Entries provided:

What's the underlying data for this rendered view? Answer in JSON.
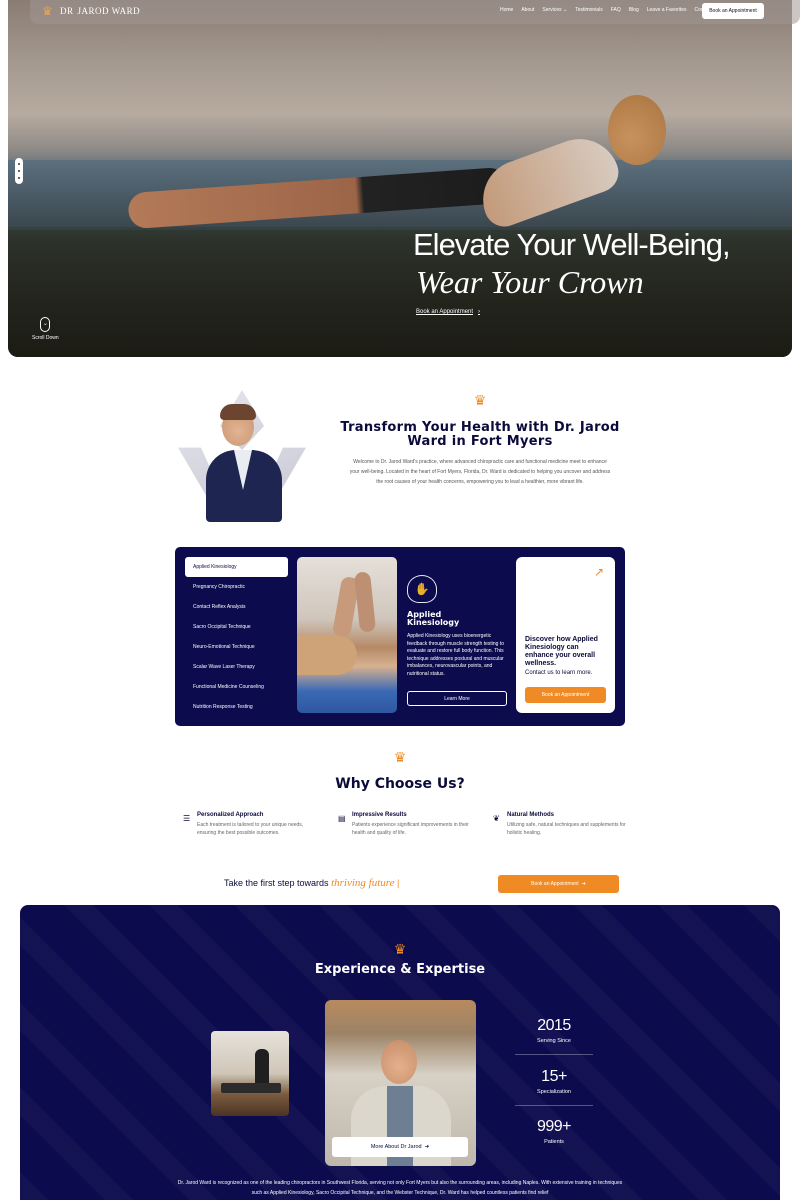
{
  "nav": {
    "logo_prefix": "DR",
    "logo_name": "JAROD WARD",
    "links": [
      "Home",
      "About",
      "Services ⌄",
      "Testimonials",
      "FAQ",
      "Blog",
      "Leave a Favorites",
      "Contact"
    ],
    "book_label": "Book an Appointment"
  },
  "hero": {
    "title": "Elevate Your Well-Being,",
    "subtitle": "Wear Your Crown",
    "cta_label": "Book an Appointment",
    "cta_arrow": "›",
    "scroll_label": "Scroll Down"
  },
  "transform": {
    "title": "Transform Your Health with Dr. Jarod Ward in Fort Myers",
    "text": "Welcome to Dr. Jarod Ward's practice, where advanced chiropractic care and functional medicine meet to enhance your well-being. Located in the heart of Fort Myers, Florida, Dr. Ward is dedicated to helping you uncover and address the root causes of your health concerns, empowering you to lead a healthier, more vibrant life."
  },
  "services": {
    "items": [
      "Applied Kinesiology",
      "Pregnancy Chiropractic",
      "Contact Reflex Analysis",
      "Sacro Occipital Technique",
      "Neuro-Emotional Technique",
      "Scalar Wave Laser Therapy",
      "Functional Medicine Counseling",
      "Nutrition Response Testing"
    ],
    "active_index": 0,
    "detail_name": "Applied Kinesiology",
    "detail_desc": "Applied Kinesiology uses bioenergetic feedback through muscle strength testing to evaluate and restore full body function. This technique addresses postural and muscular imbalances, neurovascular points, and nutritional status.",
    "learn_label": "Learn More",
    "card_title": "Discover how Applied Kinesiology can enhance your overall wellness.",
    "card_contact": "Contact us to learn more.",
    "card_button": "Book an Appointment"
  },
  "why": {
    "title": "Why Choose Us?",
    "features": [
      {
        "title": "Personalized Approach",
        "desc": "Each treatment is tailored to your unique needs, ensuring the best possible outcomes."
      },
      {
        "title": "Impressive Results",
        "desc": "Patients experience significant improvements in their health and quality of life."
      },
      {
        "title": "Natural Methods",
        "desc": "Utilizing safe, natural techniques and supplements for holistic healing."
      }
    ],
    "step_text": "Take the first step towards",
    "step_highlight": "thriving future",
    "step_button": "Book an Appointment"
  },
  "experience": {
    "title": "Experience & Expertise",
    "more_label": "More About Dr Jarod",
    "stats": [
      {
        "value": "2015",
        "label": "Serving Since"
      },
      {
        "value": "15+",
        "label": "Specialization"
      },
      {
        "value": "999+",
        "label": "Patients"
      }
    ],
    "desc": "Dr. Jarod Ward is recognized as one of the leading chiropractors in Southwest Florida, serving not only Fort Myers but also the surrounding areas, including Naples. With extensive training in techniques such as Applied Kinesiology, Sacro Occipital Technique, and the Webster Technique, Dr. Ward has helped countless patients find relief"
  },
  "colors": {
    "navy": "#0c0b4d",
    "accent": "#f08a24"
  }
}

Task objective: A word-for-word copy of every entry, with the pictures left out, is the required answer.

Result:
What's the underlying data for this rendered view? Answer in JSON.
{
  "nav": {
    "logo_prefix": "DR",
    "logo_name": "JAROD WARD",
    "links": [
      "Home",
      "About",
      "Services ⌄",
      "Testimonials",
      "FAQ",
      "Blog",
      "Leave a Favorites",
      "Contact"
    ],
    "book_label": "Book an Appointment"
  },
  "hero": {
    "title": "Elevate Your Well-Being,",
    "subtitle": "Wear Your Crown",
    "cta_label": "Book an Appointment",
    "cta_arrow": "›",
    "scroll_label": "Scroll Down"
  },
  "transform": {
    "title": "Transform Your Health with Dr. Jarod Ward in Fort Myers",
    "text": "Welcome to Dr. Jarod Ward's practice, where advanced chiropractic care and functional medicine meet to enhance your well-being. Located in the heart of Fort Myers, Florida, Dr. Ward is dedicated to helping you uncover and address the root causes of your health concerns, empowering you to lead a healthier, more vibrant life."
  },
  "services": {
    "items": [
      "Applied Kinesiology",
      "Pregnancy Chiropractic",
      "Contact Reflex Analysis",
      "Sacro Occipital Technique",
      "Neuro-Emotional Technique",
      "Scalar Wave Laser Therapy",
      "Functional Medicine Counseling",
      "Nutrition Response Testing"
    ],
    "active_index": 0,
    "detail_name": "Applied Kinesiology",
    "detail_desc": "Applied Kinesiology uses bioenergetic feedback through muscle strength testing to evaluate and restore full body function. This technique addresses postural and muscular imbalances, neurovascular points, and nutritional status.",
    "learn_label": "Learn More",
    "card_title": "Discover how Applied Kinesiology can enhance your overall wellness.",
    "card_contact": "Contact us to learn more.",
    "card_button": "Book an Appointment"
  },
  "why": {
    "title": "Why Choose Us?",
    "features": [
      {
        "title": "Personalized Approach",
        "desc": "Each treatment is tailored to your unique needs, ensuring the best possible outcomes."
      },
      {
        "title": "Impressive Results",
        "desc": "Patients experience significant improvements in their health and quality of life."
      },
      {
        "title": "Natural Methods",
        "desc": "Utilizing safe, natural techniques and supplements for holistic healing."
      }
    ],
    "step_text": "Take the first step towards",
    "step_highlight": "thriving future",
    "step_button": "Book an Appointment"
  },
  "experience": {
    "title": "Experience & Expertise",
    "more_label": "More About Dr Jarod",
    "stats": [
      {
        "value": "2015",
        "label": "Serving Since"
      },
      {
        "value": "15+",
        "label": "Specialization"
      },
      {
        "value": "999+",
        "label": "Patients"
      }
    ],
    "desc": "Dr. Jarod Ward is recognized as one of the leading chiropractors in Southwest Florida, serving not only Fort Myers but also the surrounding areas, including Naples. With extensive training in techniques such as Applied Kinesiology, Sacro Occipital Technique, and the Webster Technique, Dr. Ward has helped countless patients find relief"
  },
  "colors": {
    "navy": "#0c0b4d",
    "accent": "#f08a24"
  }
}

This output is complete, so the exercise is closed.